---- Provided records
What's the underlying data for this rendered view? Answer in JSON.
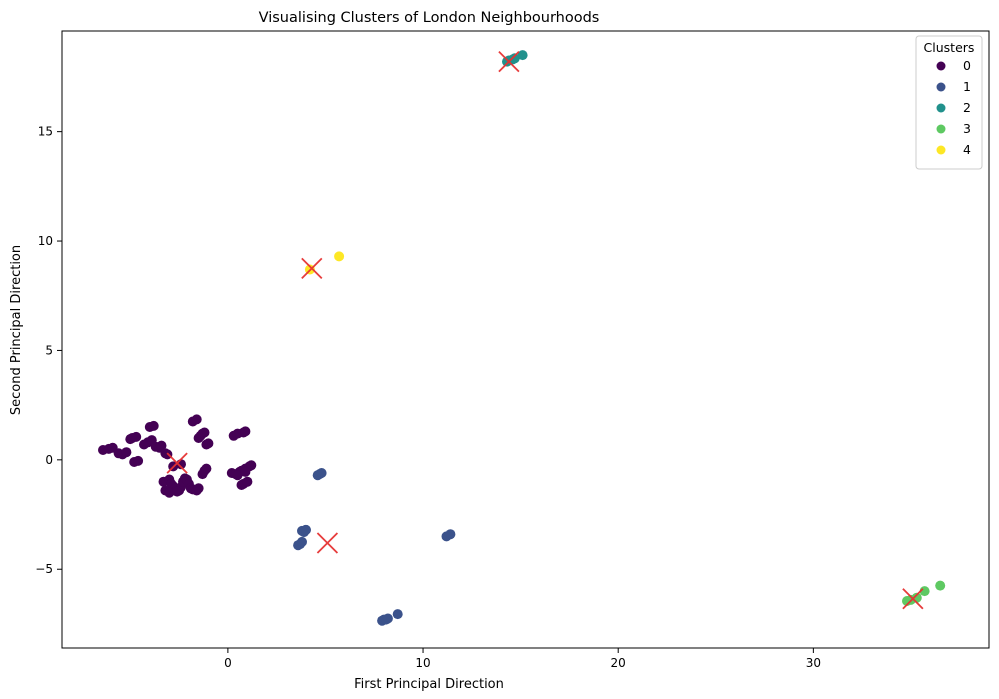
{
  "chart_data": {
    "type": "scatter",
    "title": "Visualising Clusters of London Neighbourhoods",
    "xlabel": "First Principal Direction",
    "ylabel": "Second Principal Direction",
    "xlim": [
      -8.5,
      39.0
    ],
    "ylim": [
      -8.6,
      19.6
    ],
    "xticks": [
      0,
      10,
      20,
      30
    ],
    "yticks": [
      -5,
      0,
      5,
      10,
      15
    ],
    "grid": false,
    "legend": {
      "title": "Clusters",
      "placement": "top-right",
      "entries": [
        "0",
        "1",
        "2",
        "3",
        "4"
      ]
    },
    "colors": {
      "0": "#440154",
      "1": "#3b528b",
      "2": "#21918c",
      "3": "#5ec962",
      "4": "#fde725",
      "centroid": "#e63232"
    },
    "series": [
      {
        "name": "0",
        "x": [
          -6.4,
          -6.1,
          -5.9,
          -5.6,
          -5.4,
          -5.2,
          -5.0,
          -4.9,
          -4.7,
          -4.8,
          -4.6,
          -4.3,
          -4.1,
          -3.9,
          -3.7,
          -4.0,
          -3.8,
          -3.5,
          -3.4,
          -3.2,
          -3.1,
          -3.3,
          -3.0,
          -2.9,
          -2.8,
          -2.7,
          -2.6,
          -2.5,
          -2.4,
          -2.3,
          -2.2,
          -2.1,
          -2.0,
          -1.9,
          -1.8,
          -1.6,
          -1.5,
          -1.4,
          -1.3,
          -1.2,
          -1.1,
          -1.0,
          -1.5,
          -1.3,
          -1.2,
          -1.1,
          0.2,
          0.4,
          0.6,
          0.7,
          0.9,
          1.1,
          0.3,
          0.5,
          0.8,
          0.9,
          1.2,
          0.7,
          0.8,
          1.0,
          0.5,
          0.9,
          -2.8,
          -2.4,
          -3.2,
          -3.0,
          -2.6,
          -1.8,
          -1.6
        ],
        "y": [
          0.45,
          0.5,
          0.55,
          0.3,
          0.25,
          0.35,
          0.95,
          1.0,
          1.05,
          -0.1,
          -0.05,
          0.7,
          0.8,
          0.9,
          0.6,
          1.5,
          1.55,
          0.55,
          0.65,
          0.3,
          0.25,
          -1.0,
          -0.9,
          -1.1,
          -1.2,
          -1.3,
          -1.35,
          -1.4,
          -1.25,
          -1.0,
          -0.85,
          -0.9,
          -1.1,
          -1.3,
          -1.35,
          -1.4,
          -1.3,
          1.1,
          1.2,
          1.25,
          0.7,
          0.75,
          1.0,
          -0.65,
          -0.5,
          -0.4,
          -0.6,
          -0.65,
          -0.55,
          -0.5,
          -0.4,
          -0.3,
          1.1,
          1.2,
          1.25,
          1.3,
          -0.25,
          -1.15,
          -1.1,
          -1.0,
          -0.7,
          -0.55,
          -0.3,
          -0.2,
          -1.4,
          -1.5,
          -1.45,
          1.75,
          1.85
        ],
        "marker": "circle",
        "color": "#440154"
      },
      {
        "name": "1",
        "x": [
          3.6,
          3.7,
          3.8,
          3.9,
          4.0,
          3.8,
          3.9,
          4.0,
          4.6,
          4.7,
          4.8,
          7.9,
          8.0,
          8.1,
          8.2,
          8.7,
          11.2,
          11.4
        ],
        "y": [
          -3.9,
          -3.85,
          -3.75,
          -3.3,
          -3.2,
          -3.25,
          -3.3,
          -3.2,
          -0.7,
          -0.65,
          -0.6,
          -7.35,
          -7.3,
          -7.3,
          -7.25,
          -7.05,
          -3.5,
          -3.4
        ],
        "marker": "circle",
        "color": "#3b528b"
      },
      {
        "name": "2",
        "x": [
          14.3,
          14.4,
          14.6,
          14.7,
          15.1
        ],
        "y": [
          18.2,
          18.25,
          18.3,
          18.35,
          18.5
        ],
        "marker": "circle",
        "color": "#21918c"
      },
      {
        "name": "3",
        "x": [
          34.8,
          35.0,
          35.3,
          35.7,
          36.5
        ],
        "y": [
          -6.45,
          -6.4,
          -6.3,
          -6.0,
          -5.75
        ],
        "marker": "circle",
        "color": "#5ec962"
      },
      {
        "name": "4",
        "x": [
          4.2,
          5.7
        ],
        "y": [
          8.7,
          9.3
        ],
        "marker": "circle",
        "color": "#fde725"
      }
    ],
    "centroids": {
      "x": [
        -2.6,
        5.1,
        14.4,
        35.1,
        4.3
      ],
      "y": [
        -0.15,
        -3.8,
        18.2,
        -6.35,
        8.75
      ],
      "marker": "x",
      "color": "#e63232"
    }
  }
}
--------
Objective: Print the records above exactly as they stand, but leave out the pictures.

Solved exercise:
What's the underlying data for this rendered view? Answer in JSON.
{
  "chart_data": {
    "type": "scatter",
    "title": "Visualising Clusters of London Neighbourhoods",
    "xlabel": "First Principal Direction",
    "ylabel": "Second Principal Direction",
    "xlim": [
      -8.5,
      39.0
    ],
    "ylim": [
      -8.6,
      19.6
    ],
    "xticks": [
      0,
      10,
      20,
      30
    ],
    "yticks": [
      -5,
      0,
      5,
      10,
      15
    ],
    "grid": false,
    "legend": {
      "title": "Clusters",
      "placement": "top-right",
      "entries": [
        "0",
        "1",
        "2",
        "3",
        "4"
      ]
    },
    "colors": {
      "0": "#440154",
      "1": "#3b528b",
      "2": "#21918c",
      "3": "#5ec962",
      "4": "#fde725",
      "centroid": "#e63232"
    },
    "series": [
      {
        "name": "0",
        "x": [
          -6.4,
          -6.1,
          -5.9,
          -5.6,
          -5.4,
          -5.2,
          -5.0,
          -4.9,
          -4.7,
          -4.8,
          -4.6,
          -4.3,
          -4.1,
          -3.9,
          -3.7,
          -4.0,
          -3.8,
          -3.5,
          -3.4,
          -3.2,
          -3.1,
          -3.3,
          -3.0,
          -2.9,
          -2.8,
          -2.7,
          -2.6,
          -2.5,
          -2.4,
          -2.3,
          -2.2,
          -2.1,
          -2.0,
          -1.9,
          -1.8,
          -1.6,
          -1.5,
          -1.4,
          -1.3,
          -1.2,
          -1.1,
          -1.0,
          -1.5,
          -1.3,
          -1.2,
          -1.1,
          0.2,
          0.4,
          0.6,
          0.7,
          0.9,
          1.1,
          0.3,
          0.5,
          0.8,
          0.9,
          1.2,
          0.7,
          0.8,
          1.0,
          0.5,
          0.9,
          -2.8,
          -2.4,
          -3.2,
          -3.0,
          -2.6,
          -1.8,
          -1.6
        ],
        "y": [
          0.45,
          0.5,
          0.55,
          0.3,
          0.25,
          0.35,
          0.95,
          1.0,
          1.05,
          -0.1,
          -0.05,
          0.7,
          0.8,
          0.9,
          0.6,
          1.5,
          1.55,
          0.55,
          0.65,
          0.3,
          0.25,
          -1.0,
          -0.9,
          -1.1,
          -1.2,
          -1.3,
          -1.35,
          -1.4,
          -1.25,
          -1.0,
          -0.85,
          -0.9,
          -1.1,
          -1.3,
          -1.35,
          -1.4,
          -1.3,
          1.1,
          1.2,
          1.25,
          0.7,
          0.75,
          1.0,
          -0.65,
          -0.5,
          -0.4,
          -0.6,
          -0.65,
          -0.55,
          -0.5,
          -0.4,
          -0.3,
          1.1,
          1.2,
          1.25,
          1.3,
          -0.25,
          -1.15,
          -1.1,
          -1.0,
          -0.7,
          -0.55,
          -0.3,
          -0.2,
          -1.4,
          -1.5,
          -1.45,
          1.75,
          1.85
        ],
        "marker": "circle",
        "color": "#440154"
      },
      {
        "name": "1",
        "x": [
          3.6,
          3.7,
          3.8,
          3.9,
          4.0,
          3.8,
          3.9,
          4.0,
          4.6,
          4.7,
          4.8,
          7.9,
          8.0,
          8.1,
          8.2,
          8.7,
          11.2,
          11.4
        ],
        "y": [
          -3.9,
          -3.85,
          -3.75,
          -3.3,
          -3.2,
          -3.25,
          -3.3,
          -3.2,
          -0.7,
          -0.65,
          -0.6,
          -7.35,
          -7.3,
          -7.3,
          -7.25,
          -7.05,
          -3.5,
          -3.4
        ],
        "marker": "circle",
        "color": "#3b528b"
      },
      {
        "name": "2",
        "x": [
          14.3,
          14.4,
          14.6,
          14.7,
          15.1
        ],
        "y": [
          18.2,
          18.25,
          18.3,
          18.35,
          18.5
        ],
        "marker": "circle",
        "color": "#21918c"
      },
      {
        "name": "3",
        "x": [
          34.8,
          35.0,
          35.3,
          35.7,
          36.5
        ],
        "y": [
          -6.45,
          -6.4,
          -6.3,
          -6.0,
          -5.75
        ],
        "marker": "circle",
        "color": "#5ec962"
      },
      {
        "name": "4",
        "x": [
          4.2,
          5.7
        ],
        "y": [
          8.7,
          9.3
        ],
        "marker": "circle",
        "color": "#fde725"
      }
    ],
    "centroids": {
      "x": [
        -2.6,
        5.1,
        14.4,
        35.1,
        4.3
      ],
      "y": [
        -0.15,
        -3.8,
        18.2,
        -6.35,
        8.75
      ],
      "marker": "x",
      "color": "#e63232"
    }
  }
}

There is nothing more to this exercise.